Brief
Print the line containing "What's the underlying" and each line after it through the end, please, with nothing added.

_ _ _

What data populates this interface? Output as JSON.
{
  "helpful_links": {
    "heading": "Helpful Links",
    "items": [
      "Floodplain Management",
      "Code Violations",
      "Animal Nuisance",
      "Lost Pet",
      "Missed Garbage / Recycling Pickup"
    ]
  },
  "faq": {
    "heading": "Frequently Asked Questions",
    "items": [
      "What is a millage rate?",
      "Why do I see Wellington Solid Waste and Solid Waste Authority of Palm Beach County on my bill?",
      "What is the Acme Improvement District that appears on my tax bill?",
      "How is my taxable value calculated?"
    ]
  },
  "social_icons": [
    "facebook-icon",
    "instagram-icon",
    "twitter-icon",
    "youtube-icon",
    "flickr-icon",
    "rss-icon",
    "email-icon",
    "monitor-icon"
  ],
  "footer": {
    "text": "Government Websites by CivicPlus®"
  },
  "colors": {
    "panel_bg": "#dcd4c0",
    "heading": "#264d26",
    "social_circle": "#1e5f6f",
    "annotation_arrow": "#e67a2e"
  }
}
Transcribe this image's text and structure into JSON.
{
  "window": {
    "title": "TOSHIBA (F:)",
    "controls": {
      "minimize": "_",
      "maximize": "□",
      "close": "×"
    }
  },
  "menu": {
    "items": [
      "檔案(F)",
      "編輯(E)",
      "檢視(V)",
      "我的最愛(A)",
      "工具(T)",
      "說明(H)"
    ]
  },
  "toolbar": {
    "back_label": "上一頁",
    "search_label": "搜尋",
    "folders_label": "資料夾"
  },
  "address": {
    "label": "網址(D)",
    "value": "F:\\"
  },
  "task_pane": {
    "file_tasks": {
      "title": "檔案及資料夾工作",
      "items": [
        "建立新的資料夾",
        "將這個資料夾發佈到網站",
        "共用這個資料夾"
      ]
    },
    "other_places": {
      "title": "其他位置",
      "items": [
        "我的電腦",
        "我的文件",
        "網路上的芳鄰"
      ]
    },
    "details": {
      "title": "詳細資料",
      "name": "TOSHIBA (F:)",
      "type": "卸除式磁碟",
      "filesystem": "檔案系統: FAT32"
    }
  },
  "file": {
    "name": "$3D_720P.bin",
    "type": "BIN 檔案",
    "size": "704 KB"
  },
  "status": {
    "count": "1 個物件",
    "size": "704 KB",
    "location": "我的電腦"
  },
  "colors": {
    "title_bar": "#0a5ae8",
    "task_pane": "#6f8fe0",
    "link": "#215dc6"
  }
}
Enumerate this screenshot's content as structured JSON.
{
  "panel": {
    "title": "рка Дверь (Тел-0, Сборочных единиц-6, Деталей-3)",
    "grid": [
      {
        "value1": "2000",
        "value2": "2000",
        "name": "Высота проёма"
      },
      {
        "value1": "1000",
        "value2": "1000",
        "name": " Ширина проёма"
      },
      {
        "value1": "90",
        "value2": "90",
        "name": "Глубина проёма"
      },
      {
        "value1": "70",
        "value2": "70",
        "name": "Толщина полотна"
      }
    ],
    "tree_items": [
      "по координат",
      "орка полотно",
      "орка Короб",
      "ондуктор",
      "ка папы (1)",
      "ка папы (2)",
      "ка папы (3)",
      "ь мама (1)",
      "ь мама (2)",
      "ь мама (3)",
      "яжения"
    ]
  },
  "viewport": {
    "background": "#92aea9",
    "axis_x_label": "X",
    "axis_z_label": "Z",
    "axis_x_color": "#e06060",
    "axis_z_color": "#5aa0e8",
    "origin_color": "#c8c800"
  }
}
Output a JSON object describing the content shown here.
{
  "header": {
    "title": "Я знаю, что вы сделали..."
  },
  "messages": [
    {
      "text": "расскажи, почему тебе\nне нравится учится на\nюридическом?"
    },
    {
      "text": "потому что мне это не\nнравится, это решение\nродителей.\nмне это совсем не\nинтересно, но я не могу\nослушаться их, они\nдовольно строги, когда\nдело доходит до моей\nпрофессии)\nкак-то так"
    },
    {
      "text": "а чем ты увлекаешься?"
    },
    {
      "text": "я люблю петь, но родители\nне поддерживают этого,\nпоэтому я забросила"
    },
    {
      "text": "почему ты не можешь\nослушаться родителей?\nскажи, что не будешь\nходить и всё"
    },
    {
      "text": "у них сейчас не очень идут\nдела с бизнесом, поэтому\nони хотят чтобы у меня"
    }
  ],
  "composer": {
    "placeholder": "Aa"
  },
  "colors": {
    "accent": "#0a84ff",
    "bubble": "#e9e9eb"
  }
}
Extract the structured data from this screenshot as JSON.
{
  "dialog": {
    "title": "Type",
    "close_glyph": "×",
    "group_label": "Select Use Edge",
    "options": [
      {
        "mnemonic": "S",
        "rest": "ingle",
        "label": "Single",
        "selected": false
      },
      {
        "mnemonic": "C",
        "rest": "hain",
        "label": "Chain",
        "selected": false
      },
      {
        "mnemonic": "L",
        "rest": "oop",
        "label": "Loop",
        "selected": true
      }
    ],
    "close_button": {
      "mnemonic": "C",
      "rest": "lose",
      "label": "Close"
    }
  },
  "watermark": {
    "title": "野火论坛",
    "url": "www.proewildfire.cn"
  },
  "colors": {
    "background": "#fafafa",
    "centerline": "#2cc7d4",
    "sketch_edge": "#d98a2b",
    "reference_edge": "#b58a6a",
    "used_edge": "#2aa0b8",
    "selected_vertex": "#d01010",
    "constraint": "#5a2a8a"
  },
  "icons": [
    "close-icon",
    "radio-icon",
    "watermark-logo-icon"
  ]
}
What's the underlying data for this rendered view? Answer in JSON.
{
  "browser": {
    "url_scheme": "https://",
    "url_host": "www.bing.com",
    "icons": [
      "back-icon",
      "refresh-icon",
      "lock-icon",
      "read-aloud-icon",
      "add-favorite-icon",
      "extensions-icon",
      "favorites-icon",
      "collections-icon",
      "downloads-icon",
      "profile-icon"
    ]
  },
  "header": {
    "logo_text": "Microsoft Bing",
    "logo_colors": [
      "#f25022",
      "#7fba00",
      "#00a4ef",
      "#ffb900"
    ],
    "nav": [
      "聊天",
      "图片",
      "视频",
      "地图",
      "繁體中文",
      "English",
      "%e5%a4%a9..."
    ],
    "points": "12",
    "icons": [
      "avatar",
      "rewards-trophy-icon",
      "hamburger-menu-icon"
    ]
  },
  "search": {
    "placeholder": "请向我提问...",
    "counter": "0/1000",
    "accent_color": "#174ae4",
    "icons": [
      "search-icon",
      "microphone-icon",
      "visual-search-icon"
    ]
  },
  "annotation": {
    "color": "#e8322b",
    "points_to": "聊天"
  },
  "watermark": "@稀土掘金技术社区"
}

_ _ _

The solution
What's the underlying data for this rendered view? Answer in JSON.
{
  "browser": {
    "url_scheme": "https://",
    "url_host": "www.bing.com",
    "icons": [
      "back-icon",
      "refresh-icon",
      "lock-icon",
      "read-aloud-icon",
      "add-favorite-icon",
      "extensions-icon",
      "favorites-icon",
      "collections-icon",
      "downloads-icon",
      "profile-icon"
    ]
  },
  "header": {
    "logo_text": "Microsoft Bing",
    "logo_colors": [
      "#f25022",
      "#7fba00",
      "#00a4ef",
      "#ffb900"
    ],
    "nav": [
      "聊天",
      "图片",
      "视频",
      "地图",
      "繁體中文",
      "English",
      "%e5%a4%a9..."
    ],
    "points": "12",
    "icons": [
      "avatar",
      "rewards-trophy-icon",
      "hamburger-menu-icon"
    ]
  },
  "search": {
    "placeholder": "请向我提问...",
    "counter": "0/1000",
    "accent_color": "#174ae4",
    "icons": [
      "search-icon",
      "microphone-icon",
      "visual-search-icon"
    ]
  },
  "annotation": {
    "color": "#e8322b",
    "points_to": "聊天"
  },
  "watermark": "@稀土掘金技术社区"
}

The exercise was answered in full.